What is being asked: Transcribe the whole listing below without changing a word, but leave out every image.

Data supplied:
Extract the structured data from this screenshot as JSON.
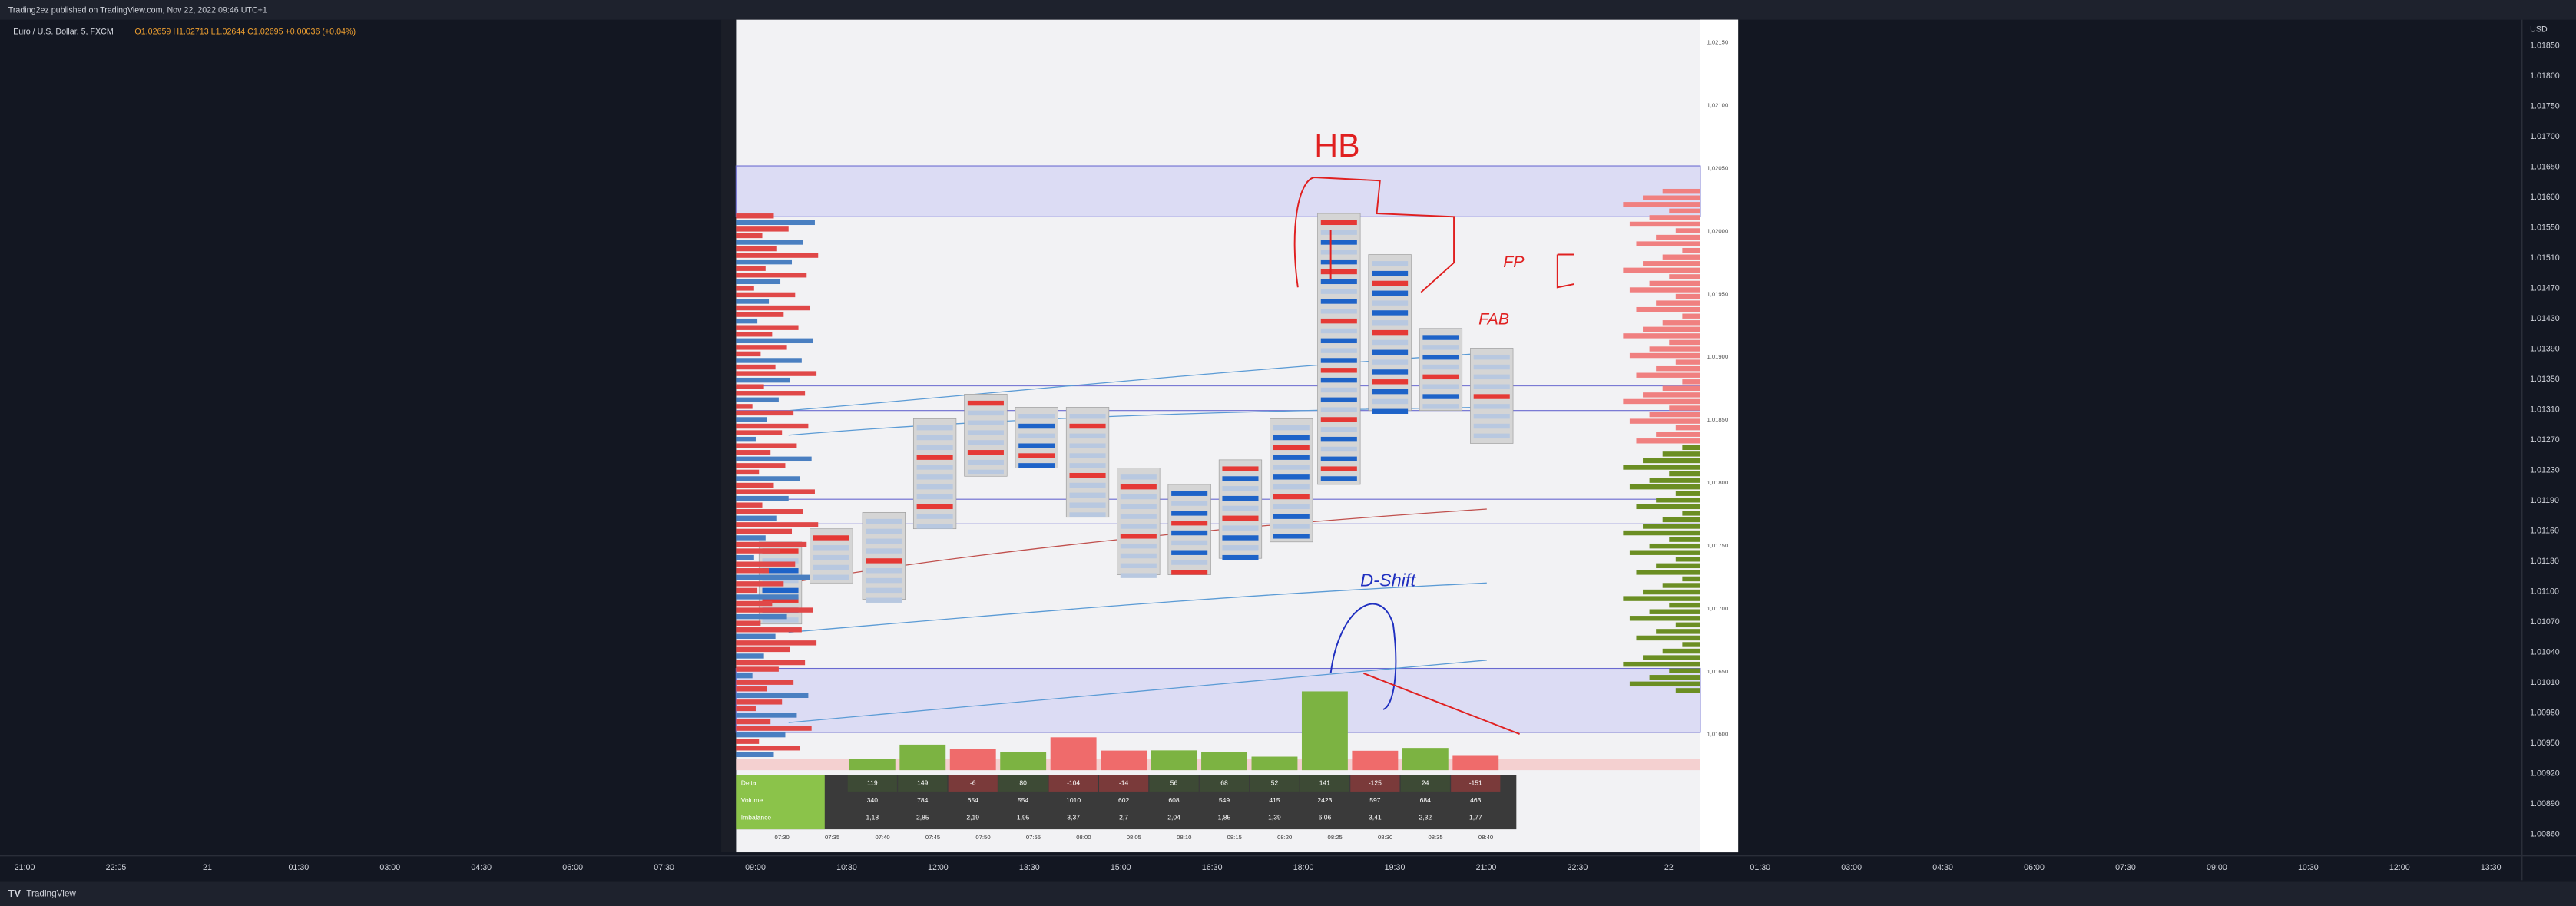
{
  "header": {
    "publisher": "Trading2ez published on TradingView.com, Nov 22, 2022 09:46 UTC+1",
    "symbol": "Euro / U.S. Dollar, 5, FXCM",
    "ohlc": "O1.02659 H1.02713 L1.02644 C1.02695 +0.00036 (+0.04%)"
  },
  "price_axis": {
    "currency": "USD",
    "labels": [
      "1.01850",
      "1.01800",
      "1.01750",
      "1.01700",
      "1.01650",
      "1.01600",
      "1.01550",
      "1.01510",
      "1.01470",
      "1.01430",
      "1.01390",
      "1.01350",
      "1.01310",
      "1.01270",
      "1.01230",
      "1.01190",
      "1.01160",
      "1.01130",
      "1.01100",
      "1.01070",
      "1.01040",
      "1.01010",
      "1.00980",
      "1.00950",
      "1.00920",
      "1.00890",
      "1.00860"
    ]
  },
  "time_axis": {
    "labels": [
      "21:00",
      "22:05",
      "21",
      "01:30",
      "03:00",
      "04:30",
      "06:00",
      "07:30",
      "09:00",
      "10:30",
      "12:00",
      "13:30",
      "15:00",
      "16:30",
      "18:00",
      "19:30",
      "21:00",
      "22:30",
      "22",
      "01:30",
      "03:00",
      "04:30",
      "06:00",
      "07:30",
      "09:00",
      "10:30",
      "12:00",
      "13:30"
    ]
  },
  "inner_chart": {
    "price_labels": [
      "1,02150",
      "1,02100",
      "1,02050",
      "1,02000",
      "1,01950",
      "1,01900",
      "1,01850",
      "1,01800",
      "1,01750",
      "1,01700",
      "1,01650",
      "1,01600"
    ],
    "time_labels": [
      "07:30",
      "07:35",
      "07:40",
      "07:45",
      "07:50",
      "07:55",
      "08:00",
      "08:05",
      "08:10",
      "08:15",
      "08:20",
      "08:25",
      "08:30",
      "08:35",
      "08:40"
    ],
    "annotations": {
      "hb": "HB",
      "fp": "FP",
      "fab": "FAB",
      "dshift": "D-Shift"
    },
    "table": {
      "row_labels": [
        "Delta",
        "Volume",
        "Imbalance"
      ],
      "delta": [
        119,
        149,
        -6,
        80,
        -104,
        -14,
        56,
        68,
        52,
        141,
        -125,
        24,
        -151
      ],
      "volume": [
        340,
        784,
        654,
        554,
        1010,
        602,
        608,
        549,
        415,
        2423,
        597,
        684,
        463
      ],
      "imbalance": [
        "1,18",
        "2,85",
        "2,19",
        "1,95",
        "3,37",
        "2,7",
        "2,04",
        "1,85",
        "1,39",
        "6,06",
        "3,41",
        "2,32",
        "1,77"
      ]
    }
  },
  "footer": {
    "brand": "TradingView"
  }
}
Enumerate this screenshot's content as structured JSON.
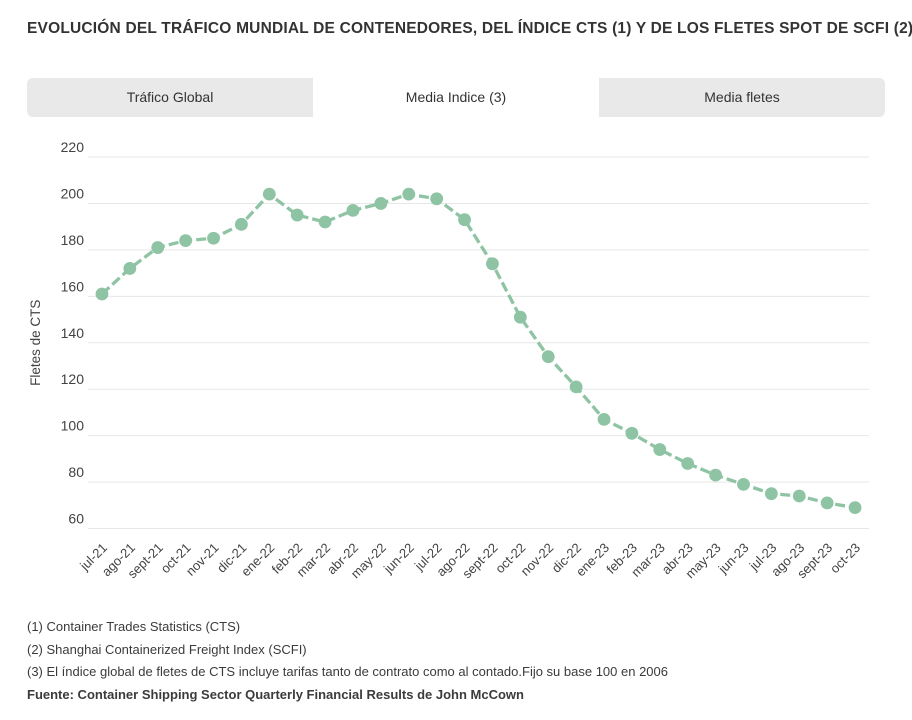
{
  "header": {
    "title": "EVOLUCIÓN DEL TRÁFICO MUNDIAL DE CONTENEDORES, DEL ÍNDICE CTS (1) Y DE LOS FLETES SPOT DE SCFI (2)"
  },
  "tabs": [
    {
      "label": "Tráfico Global",
      "active": false
    },
    {
      "label": "Media Indice (3)",
      "active": true
    },
    {
      "label": "Media fletes",
      "active": false
    }
  ],
  "chart_data": {
    "type": "line",
    "title": "",
    "xlabel": "",
    "ylabel": "Fletes de CTS",
    "ylim": [
      60,
      220
    ],
    "ytick_step": 20,
    "yticks": [
      220,
      200,
      180,
      160,
      140,
      120,
      100,
      80,
      60
    ],
    "grid": true,
    "legend": "none",
    "line_color": "#8ec4a4",
    "point_color": "#8ec4a4",
    "categories": [
      "jul-21",
      "ago-21",
      "sept-21",
      "oct-21",
      "nov-21",
      "dic-21",
      "ene-22",
      "feb-22",
      "mar-22",
      "abr-22",
      "may-22",
      "jun-22",
      "jul-22",
      "ago-22",
      "sept-22",
      "oct-22",
      "nov-22",
      "dic-22",
      "ene-23",
      "feb-23",
      "mar-23",
      "abr-23",
      "may-23",
      "jun-23",
      "jul-23",
      "ago-23",
      "sept-23",
      "oct-23"
    ],
    "values": [
      161,
      172,
      181,
      184,
      185,
      191,
      204,
      195,
      192,
      197,
      200,
      204,
      202,
      193,
      174,
      151,
      134,
      121,
      107,
      101,
      94,
      88,
      83,
      79,
      75,
      74,
      71,
      69
    ]
  },
  "footnotes": [
    "(1) Container Trades Statistics (CTS)",
    "(2) Shanghai Containerized Freight Index (SCFI)",
    "(3) El índice global de fletes de CTS incluye tarifas tanto de contrato como al contado.Fijo su base 100 en 2006"
  ],
  "source": "Fuente: Container Shipping Sector Quarterly Financial Results de John McCown"
}
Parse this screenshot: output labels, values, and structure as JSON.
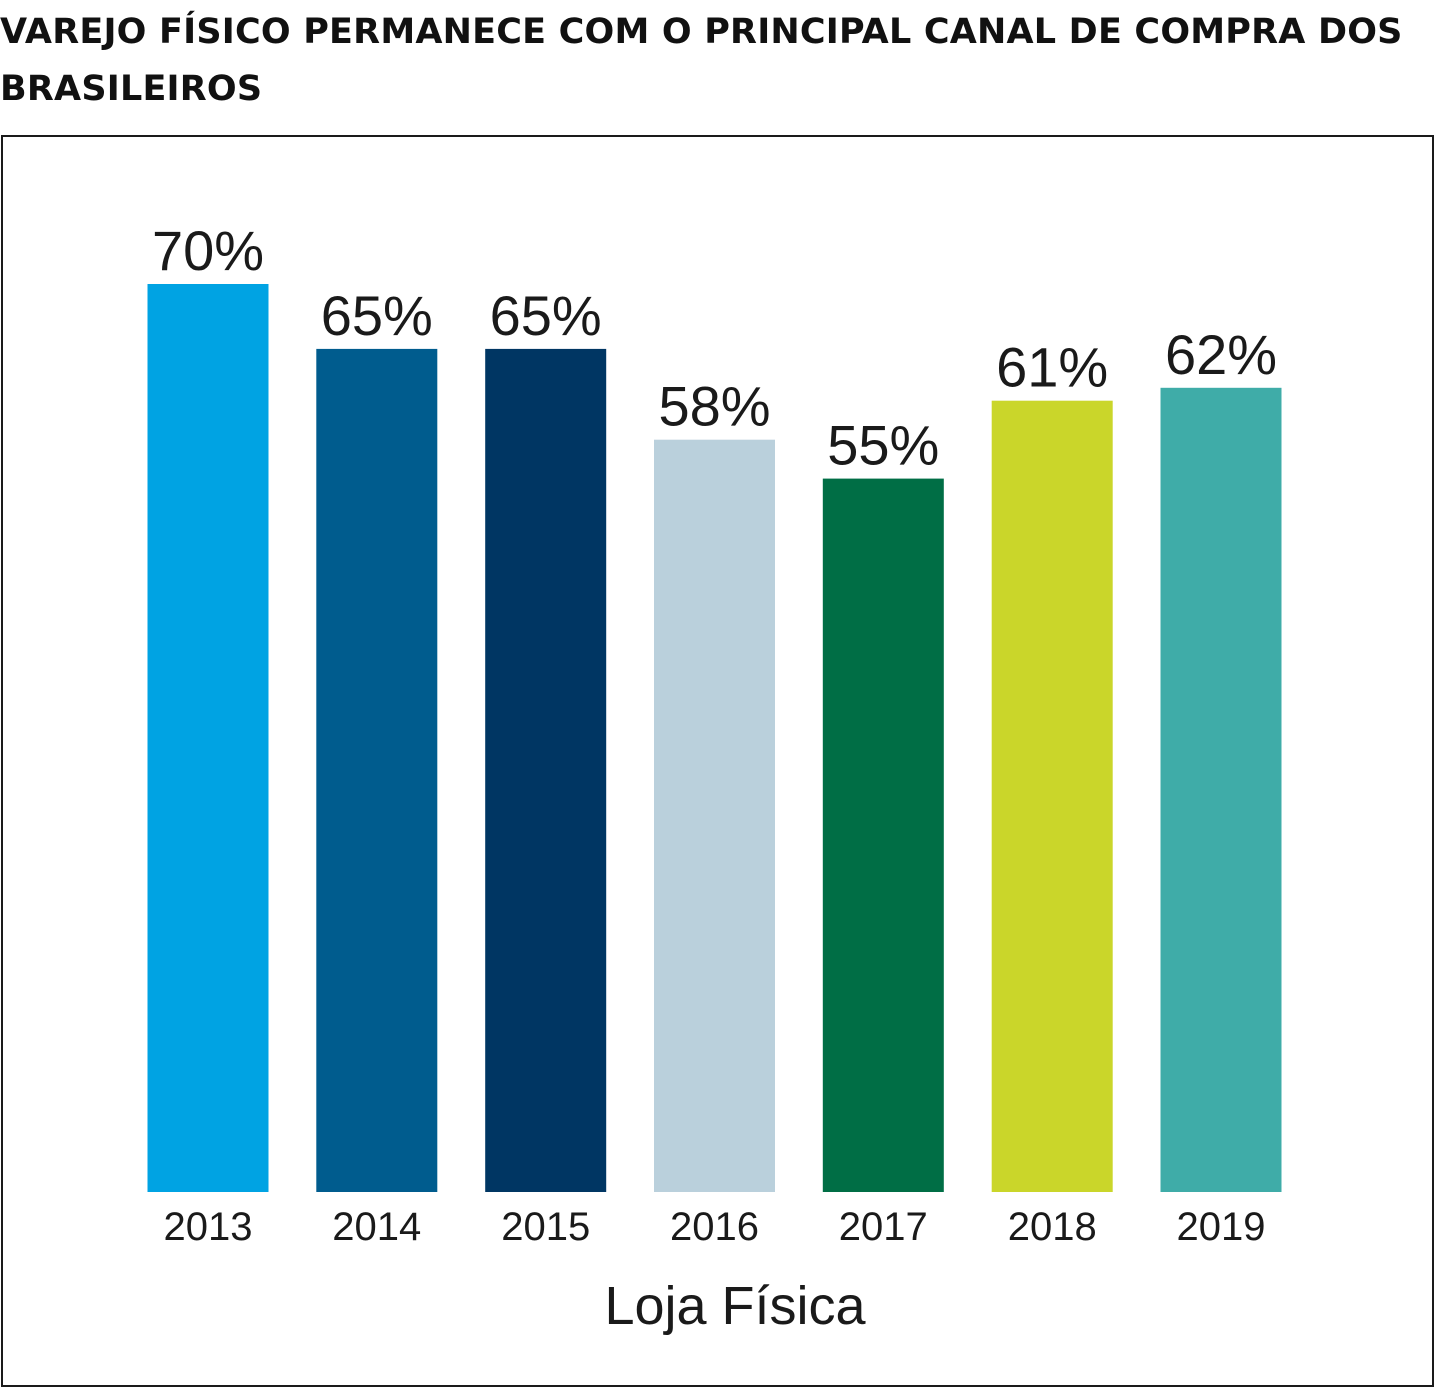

Exercise result:
Extract the structured data from this screenshot as JSON.
{
  "header": {
    "publisher": "Trading2ez published on TradingView.com, Nov 22, 2022 09:46 UTC+1",
    "symbol": "Euro / U.S. Dollar, 5, FXCM",
    "ohlc": "O1.02659 H1.02713 L1.02644 C1.02695 +0.00036 (+0.04%)"
  },
  "price_axis": {
    "currency": "USD",
    "labels": [
      "1.01850",
      "1.01800",
      "1.01750",
      "1.01700",
      "1.01650",
      "1.01600",
      "1.01550",
      "1.01510",
      "1.01470",
      "1.01430",
      "1.01390",
      "1.01350",
      "1.01310",
      "1.01270",
      "1.01230",
      "1.01190",
      "1.01160",
      "1.01130",
      "1.01100",
      "1.01070",
      "1.01040",
      "1.01010",
      "1.00980",
      "1.00950",
      "1.00920",
      "1.00890",
      "1.00860"
    ]
  },
  "time_axis": {
    "labels": [
      "21:00",
      "22:05",
      "21",
      "01:30",
      "03:00",
      "04:30",
      "06:00",
      "07:30",
      "09:00",
      "10:30",
      "12:00",
      "13:30",
      "15:00",
      "16:30",
      "18:00",
      "19:30",
      "21:00",
      "22:30",
      "22",
      "01:30",
      "03:00",
      "04:30",
      "06:00",
      "07:30",
      "09:00",
      "10:30",
      "12:00",
      "13:30"
    ]
  },
  "inner_chart": {
    "price_labels": [
      "1,02150",
      "1,02100",
      "1,02050",
      "1,02000",
      "1,01950",
      "1,01900",
      "1,01850",
      "1,01800",
      "1,01750",
      "1,01700",
      "1,01650",
      "1,01600"
    ],
    "time_labels": [
      "07:30",
      "07:35",
      "07:40",
      "07:45",
      "07:50",
      "07:55",
      "08:00",
      "08:05",
      "08:10",
      "08:15",
      "08:20",
      "08:25",
      "08:30",
      "08:35",
      "08:40"
    ],
    "annotations": {
      "hb": "HB",
      "fp": "FP",
      "fab": "FAB",
      "dshift": "D-Shift"
    },
    "table": {
      "row_labels": [
        "Delta",
        "Volume",
        "Imbalance"
      ],
      "delta": [
        119,
        149,
        -6,
        80,
        -104,
        -14,
        56,
        68,
        52,
        141,
        -125,
        24,
        -151
      ],
      "volume": [
        340,
        784,
        654,
        554,
        1010,
        602,
        608,
        549,
        415,
        2423,
        597,
        684,
        463
      ],
      "imbalance": [
        "1,18",
        "2,85",
        "2,19",
        "1,95",
        "3,37",
        "2,7",
        "2,04",
        "1,85",
        "1,39",
        "6,06",
        "3,41",
        "2,32",
        "1,77"
      ]
    }
  },
  "footer": {
    "brand": "TradingView"
  }
}
Enumerate this screenshot's content as structured JSON.
{
  "header": {
    "title": "EVOLUCIÓN DEL TRÁFICO MUNDIAL DE CONTENEDORES, DEL ÍNDICE CTS (1) Y DE LOS FLETES SPOT DE SCFI (2)"
  },
  "tabs": [
    {
      "label": "Tráfico Global",
      "active": false
    },
    {
      "label": "Media Indice (3)",
      "active": true
    },
    {
      "label": "Media fletes",
      "active": false
    }
  ],
  "chart_data": {
    "type": "line",
    "title": "",
    "xlabel": "",
    "ylabel": "Fletes de CTS",
    "ylim": [
      60,
      220
    ],
    "ytick_step": 20,
    "yticks": [
      220,
      200,
      180,
      160,
      140,
      120,
      100,
      80,
      60
    ],
    "grid": true,
    "legend": "none",
    "line_color": "#8ec4a4",
    "point_color": "#8ec4a4",
    "categories": [
      "jul-21",
      "ago-21",
      "sept-21",
      "oct-21",
      "nov-21",
      "dic-21",
      "ene-22",
      "feb-22",
      "mar-22",
      "abr-22",
      "may-22",
      "jun-22",
      "jul-22",
      "ago-22",
      "sept-22",
      "oct-22",
      "nov-22",
      "dic-22",
      "ene-23",
      "feb-23",
      "mar-23",
      "abr-23",
      "may-23",
      "jun-23",
      "jul-23",
      "ago-23",
      "sept-23",
      "oct-23"
    ],
    "values": [
      161,
      172,
      181,
      184,
      185,
      191,
      204,
      195,
      192,
      197,
      200,
      204,
      202,
      193,
      174,
      151,
      134,
      121,
      107,
      101,
      94,
      88,
      83,
      79,
      75,
      74,
      71,
      69
    ]
  },
  "footnotes": [
    "(1) Container Trades Statistics (CTS)",
    "(2) Shanghai Containerized Freight Index (SCFI)",
    "(3) El índice global de fletes de CTS incluye tarifas tanto de contrato como al contado.Fijo su base 100 en 2006"
  ],
  "source": "Fuente: Container Shipping Sector Quarterly Financial Results de John McCown"
}
Parse this screenshot: output labels, values, and structure as JSON.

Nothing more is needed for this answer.